- _What to work on_:
Revise the article about Yuan below, starting at "Her efforts paid" and ending at "in southern China.". Replace "enrollment exams" with "entrance exams" throughout that stretch.

- _Source document_:
--- START ---

She retired a few years ago from a bank in Xinxiang, Henan Province, to reunite with her husband who is a professor at a Shanghai university.

“I’m thankful to many people who made my dream of becoming a scholar come true, including my family who have been supporting me all the way, the bank which let me retire early and my current colleagues who are kind enough to exchange shifts with me to enable me to study undisturbed,” Yuan said.

For her, English has been the greatest challenge as she only knew a few words when she started to study it in 2017.

“The grammar is relatively easy to master, but it’s very hard for me to remember new words,” she said.

To conquer the language, Yuan said all she could do is to recite words again and again.

“The first thing I did in the morning was to recite the words I learned the previous night, and I have been doing this for over 700 days,” she said. “For younger people they can remember something after reciting it three times maybe, but for me I will have to do it 30 times.”

Her efforts paid off. Yuan passed the national Grade-4 English test for university students after just one year. 

She said she started to intensely prepare for the master’s enrollment exams, which are usually held in January, in October last year, and part of the reason she did it was because of her son.

“He had the same goal, and I hoped to study along with him to encourage him to work harder toward it,” she said. “I know it works on young people because I think my younger classmates have been looking up to me as an inspiration.”

Her son will soon start to work on a master’s degree in mathematics at Fudan University.

Having been reunited with her husband for just three years, Yuan now faces separation again as she is going to study in the Guangxi Zhuang Autonomous Region in southern China.

“We have promised each other to visit each other every other month,” she said. “It’s not much of a problem to be separate today because communications are very convenient.”

--- END ---

- _Data listing_:
--- START ---

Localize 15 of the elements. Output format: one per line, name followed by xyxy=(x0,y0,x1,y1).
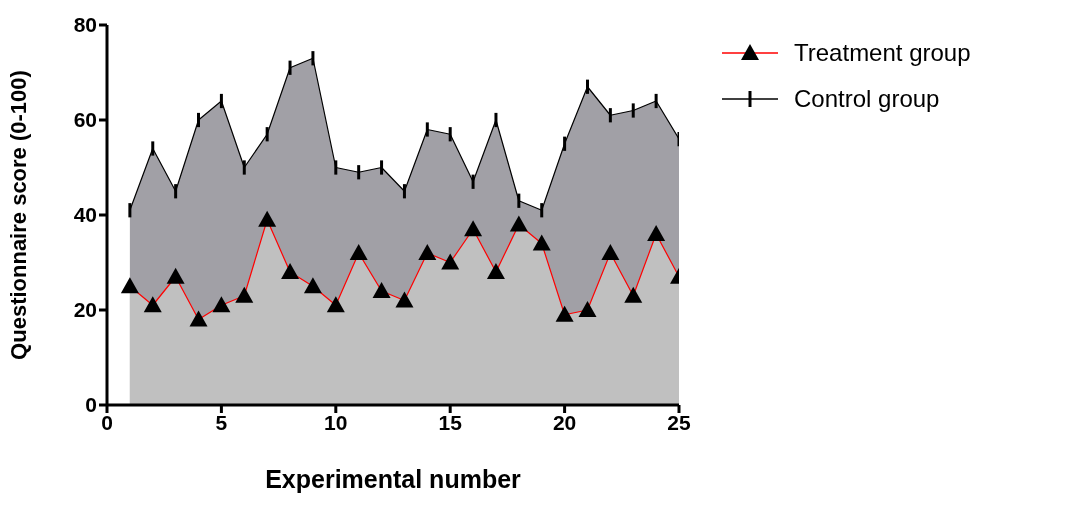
x-tick-label: 10 xyxy=(324,410,348,434)
x-tick-label: 20 xyxy=(552,410,577,434)
x-tick-label: 15 xyxy=(438,410,463,434)
legend-label: Control group xyxy=(794,85,940,113)
y-tick-label: 40 xyxy=(73,203,97,227)
legend-label: Treatment group xyxy=(794,39,971,67)
x-tick-label: 5 xyxy=(215,410,228,434)
y-tick-label: 80 xyxy=(73,13,97,37)
x-axis-title: Experimental number xyxy=(265,465,522,493)
y-axis-title: Questionnaire score (0-100) xyxy=(5,70,31,360)
y-tick-label: 20 xyxy=(73,298,97,322)
y-tick-label: 0 xyxy=(85,393,97,417)
x-tick-label: 25 xyxy=(667,410,691,434)
x-tick-label: 0 xyxy=(101,410,113,434)
y-tick-label: 60 xyxy=(73,108,97,132)
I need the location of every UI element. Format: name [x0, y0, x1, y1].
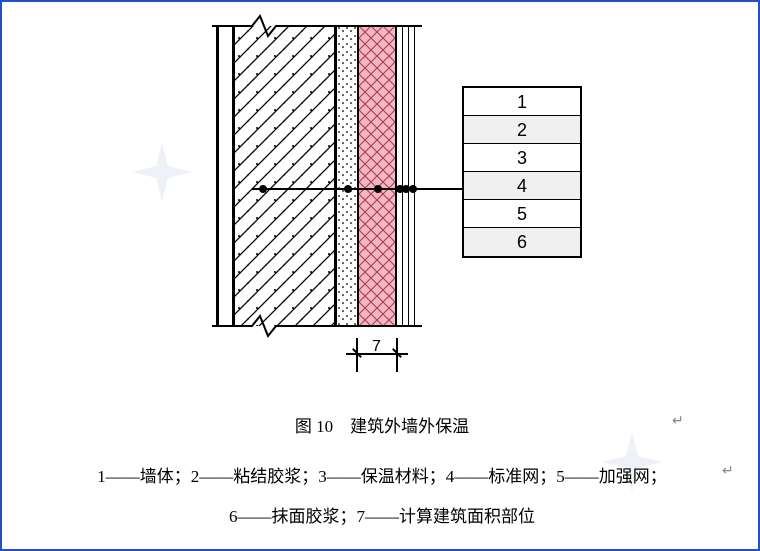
break-line-top	[212, 22, 422, 50]
dimension-text: 7	[372, 338, 381, 356]
legend-line-2: 6——抹面胶浆；7——计算建筑面积部位	[2, 502, 760, 527]
label-row-4: 4	[462, 172, 582, 200]
hatch-concrete	[235, 26, 334, 326]
leader-dot-2	[344, 185, 352, 193]
legend-line-1: 1——墙体；2——粘结胶浆；3——保温材料；4——标准网；5——加强网；	[2, 462, 760, 487]
leader-dot-3	[374, 185, 382, 193]
layer-bonding-mortar	[337, 26, 359, 326]
label-row-3: 3	[462, 144, 582, 172]
label-row-1: 1	[462, 88, 582, 116]
figure-caption: 图 10 建筑外墙外保温	[2, 412, 760, 437]
layer-label-table: 1 2 3 4 5 6	[462, 86, 582, 258]
layer-wall-body	[232, 26, 337, 326]
cross-section-diagram: 1 2 3 4 5 6 7	[2, 26, 760, 396]
label-row-6: 6	[462, 228, 582, 256]
dimension-7: 7	[350, 336, 410, 386]
leader-dot-6	[409, 185, 417, 193]
layer-render-mortar	[409, 26, 415, 326]
paragraph-mark-icon: ↵	[672, 412, 684, 429]
label-row-2: 2	[462, 116, 582, 144]
figure-number: 图 10	[295, 417, 333, 436]
break-line-bottom	[212, 306, 422, 334]
figure-title: 建筑外墙外保温	[350, 417, 469, 436]
layer-insulation	[359, 26, 397, 326]
leader-dot-1	[259, 185, 267, 193]
leader-line	[252, 188, 465, 190]
label-row-5: 5	[462, 200, 582, 228]
paragraph-mark-icon: ↵	[722, 462, 734, 479]
outline-left-edge	[216, 26, 219, 326]
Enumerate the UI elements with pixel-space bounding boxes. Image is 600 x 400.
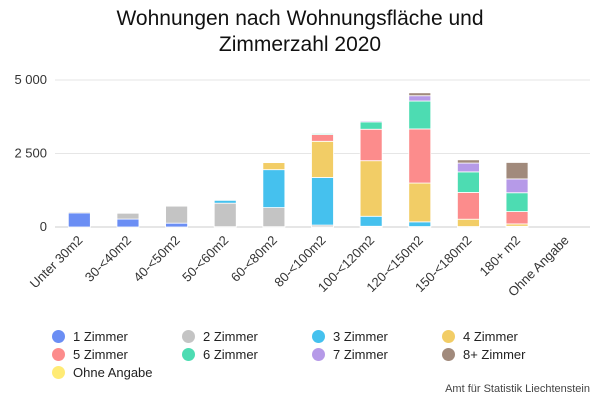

--- END ---

- _The answer_:
Her efforts paid off. Yuan passed the national Grade-4 English test for university students after just one year. 

She said she started to intensely prepare for the master’s entrance exams, which are usually held in January, in October last year, and part of the reason she did it was because of her son.

“He had the same goal, and I hoped to study along with him to encourage him to work harder toward it,” she said. “I know it works on young people because I think my younger classmates have been looking up to me as an inspiration.”

Her son will soon start to work on a master’s degree in mathematics at Fudan University.

Having been reunited with her husband for just three years, Yuan now faces separation again as she is going to study in the Guangxi Zhuang Autonomous Region in southern China.